Stored items
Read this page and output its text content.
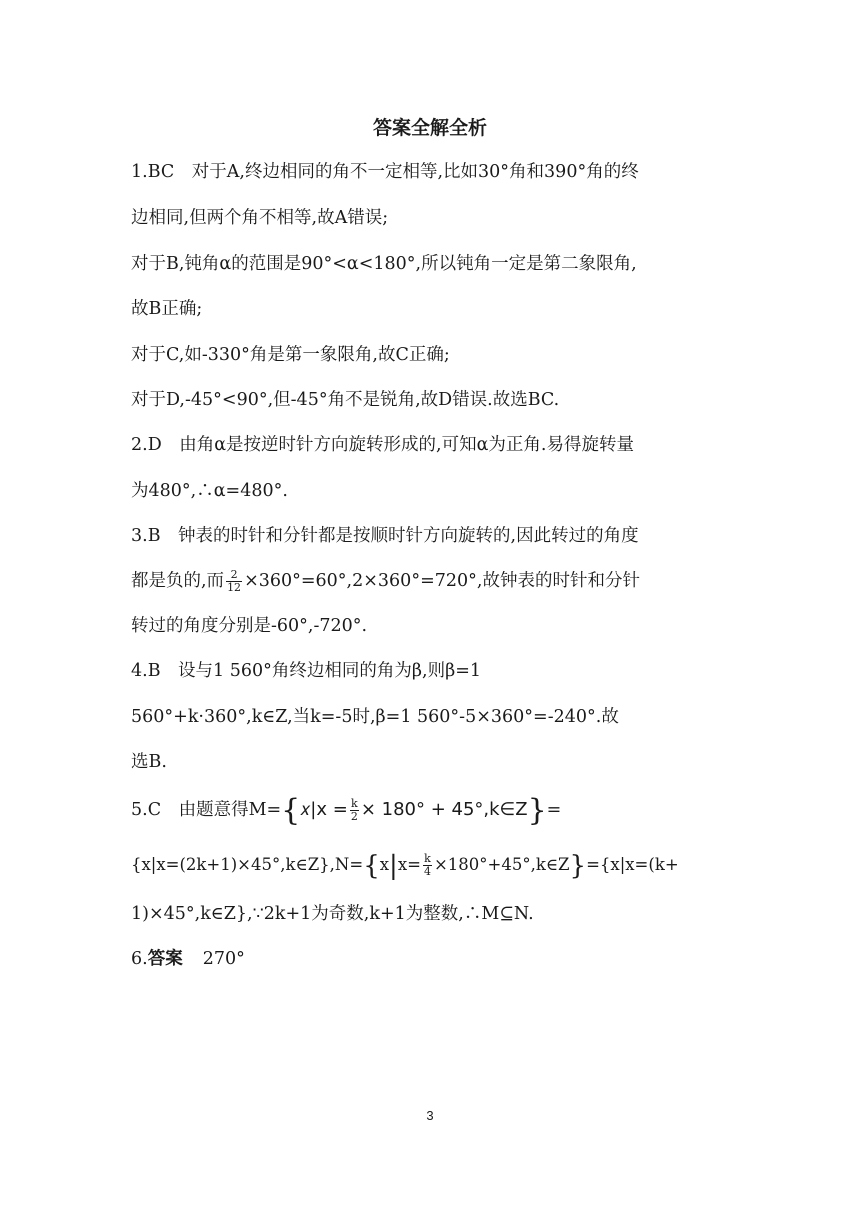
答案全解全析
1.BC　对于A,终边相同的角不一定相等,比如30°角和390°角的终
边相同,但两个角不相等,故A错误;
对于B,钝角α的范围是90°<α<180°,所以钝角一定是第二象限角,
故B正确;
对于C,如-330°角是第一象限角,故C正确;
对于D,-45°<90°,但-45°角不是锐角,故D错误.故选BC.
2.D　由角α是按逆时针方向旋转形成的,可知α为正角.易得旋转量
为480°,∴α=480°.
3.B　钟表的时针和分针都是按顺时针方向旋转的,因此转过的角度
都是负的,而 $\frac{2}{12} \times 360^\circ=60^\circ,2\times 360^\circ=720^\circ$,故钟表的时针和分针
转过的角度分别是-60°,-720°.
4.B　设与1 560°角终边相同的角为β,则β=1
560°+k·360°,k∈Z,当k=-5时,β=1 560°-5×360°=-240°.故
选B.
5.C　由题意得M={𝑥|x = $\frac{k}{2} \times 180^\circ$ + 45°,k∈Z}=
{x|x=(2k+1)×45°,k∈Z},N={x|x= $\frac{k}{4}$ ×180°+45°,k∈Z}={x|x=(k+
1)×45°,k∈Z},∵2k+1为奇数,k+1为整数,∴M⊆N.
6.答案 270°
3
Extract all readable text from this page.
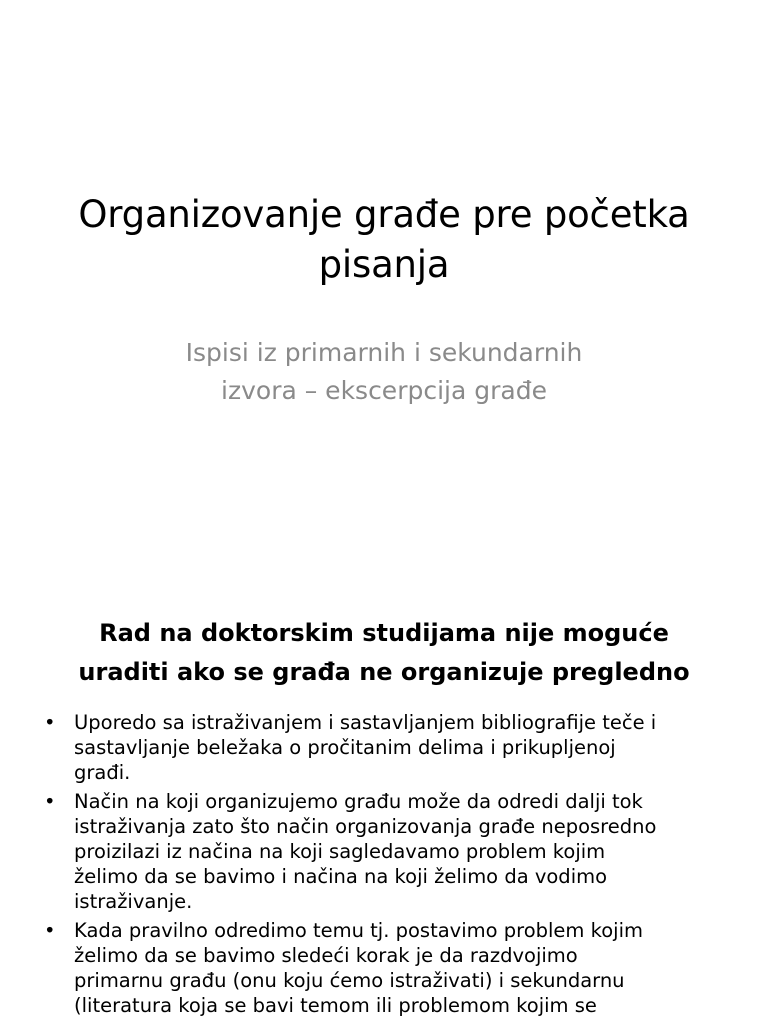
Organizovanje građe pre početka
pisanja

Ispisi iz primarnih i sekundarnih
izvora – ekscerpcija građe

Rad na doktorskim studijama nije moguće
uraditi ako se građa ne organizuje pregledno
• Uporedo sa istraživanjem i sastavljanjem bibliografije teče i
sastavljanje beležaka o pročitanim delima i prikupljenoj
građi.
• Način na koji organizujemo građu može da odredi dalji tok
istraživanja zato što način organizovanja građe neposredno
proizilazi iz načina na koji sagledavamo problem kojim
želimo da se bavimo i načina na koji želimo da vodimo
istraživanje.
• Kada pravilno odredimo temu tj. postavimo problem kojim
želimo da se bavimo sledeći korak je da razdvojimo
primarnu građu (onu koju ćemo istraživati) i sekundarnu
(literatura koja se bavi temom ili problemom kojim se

--

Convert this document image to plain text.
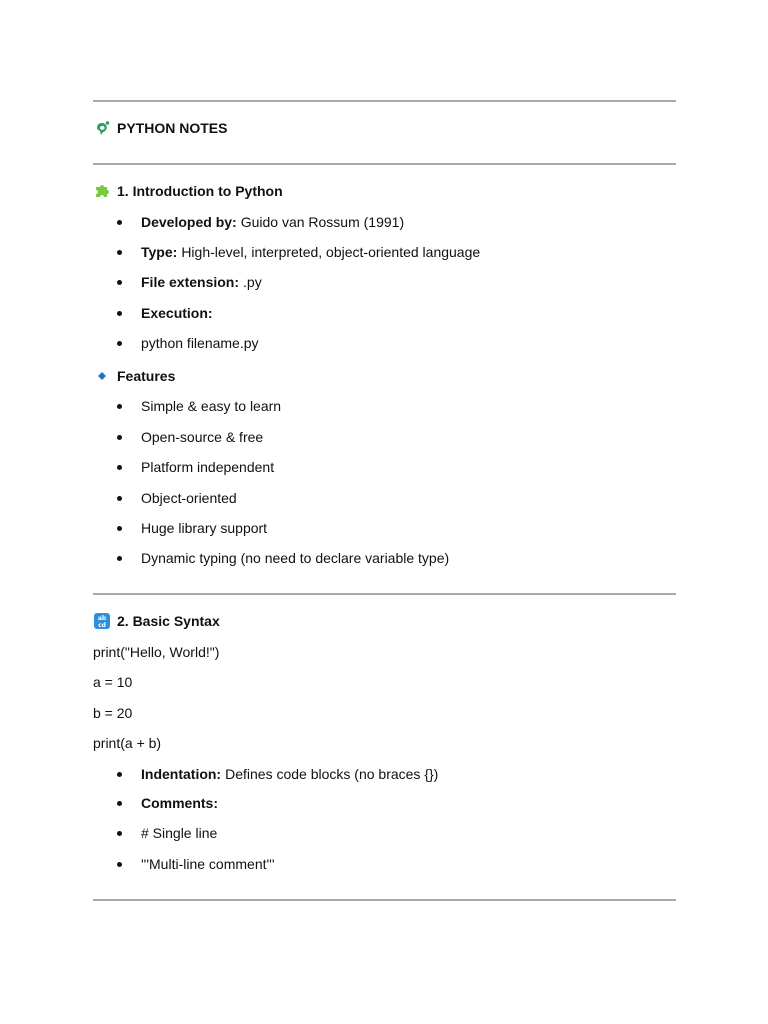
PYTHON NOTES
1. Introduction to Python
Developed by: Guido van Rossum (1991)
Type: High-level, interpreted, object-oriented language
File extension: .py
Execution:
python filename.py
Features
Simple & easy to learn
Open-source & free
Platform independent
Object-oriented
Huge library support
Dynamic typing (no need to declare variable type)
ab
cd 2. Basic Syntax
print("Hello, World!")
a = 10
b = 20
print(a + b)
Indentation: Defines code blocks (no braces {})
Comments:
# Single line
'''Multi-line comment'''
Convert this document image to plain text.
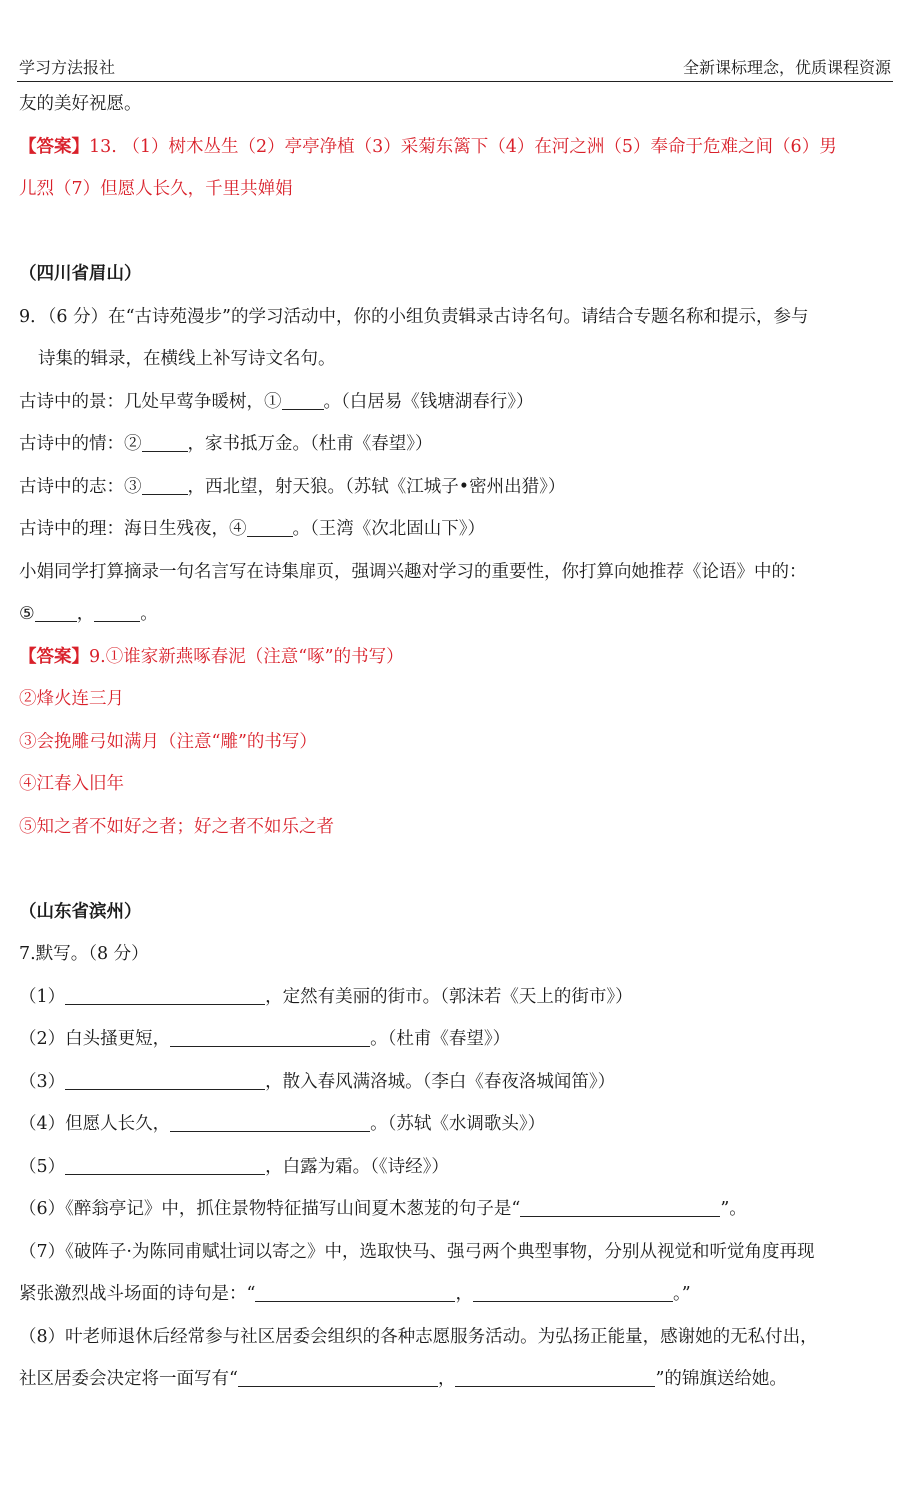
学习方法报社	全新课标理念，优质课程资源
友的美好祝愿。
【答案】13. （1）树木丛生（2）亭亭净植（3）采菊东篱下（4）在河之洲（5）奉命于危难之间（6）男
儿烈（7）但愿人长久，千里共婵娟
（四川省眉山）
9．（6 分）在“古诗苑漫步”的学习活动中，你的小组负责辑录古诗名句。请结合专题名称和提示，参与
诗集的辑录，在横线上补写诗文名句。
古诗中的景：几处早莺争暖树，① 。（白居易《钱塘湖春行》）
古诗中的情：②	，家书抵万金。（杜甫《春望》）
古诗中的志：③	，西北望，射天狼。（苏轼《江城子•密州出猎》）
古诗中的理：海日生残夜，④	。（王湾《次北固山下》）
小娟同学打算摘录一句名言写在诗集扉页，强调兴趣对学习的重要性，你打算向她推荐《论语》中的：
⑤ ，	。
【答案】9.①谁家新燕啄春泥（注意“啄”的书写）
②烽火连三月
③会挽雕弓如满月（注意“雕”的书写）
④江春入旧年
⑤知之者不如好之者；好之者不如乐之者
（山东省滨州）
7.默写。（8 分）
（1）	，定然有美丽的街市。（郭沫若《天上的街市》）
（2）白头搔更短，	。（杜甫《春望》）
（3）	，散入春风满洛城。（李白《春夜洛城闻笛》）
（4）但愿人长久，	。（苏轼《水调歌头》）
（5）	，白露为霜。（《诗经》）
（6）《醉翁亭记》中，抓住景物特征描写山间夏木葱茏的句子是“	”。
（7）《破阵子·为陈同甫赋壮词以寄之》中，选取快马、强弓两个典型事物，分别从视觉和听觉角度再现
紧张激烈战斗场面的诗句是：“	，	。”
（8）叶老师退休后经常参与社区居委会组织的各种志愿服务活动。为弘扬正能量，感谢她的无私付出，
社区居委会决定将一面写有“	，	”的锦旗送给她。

*Task details*: Find the word "times" in the entries above and gather every line that holds it.

*Result of this exercise*:
都是负的,而 $\frac{2}{12} \times 360^\circ=60^\circ,2\times 360^\circ=720^\circ$,故钟表的时针和分针
5.C　由题意得M={𝑥|x = $\frac{k}{2} \times 180^\circ$ + 45°,k∈Z}=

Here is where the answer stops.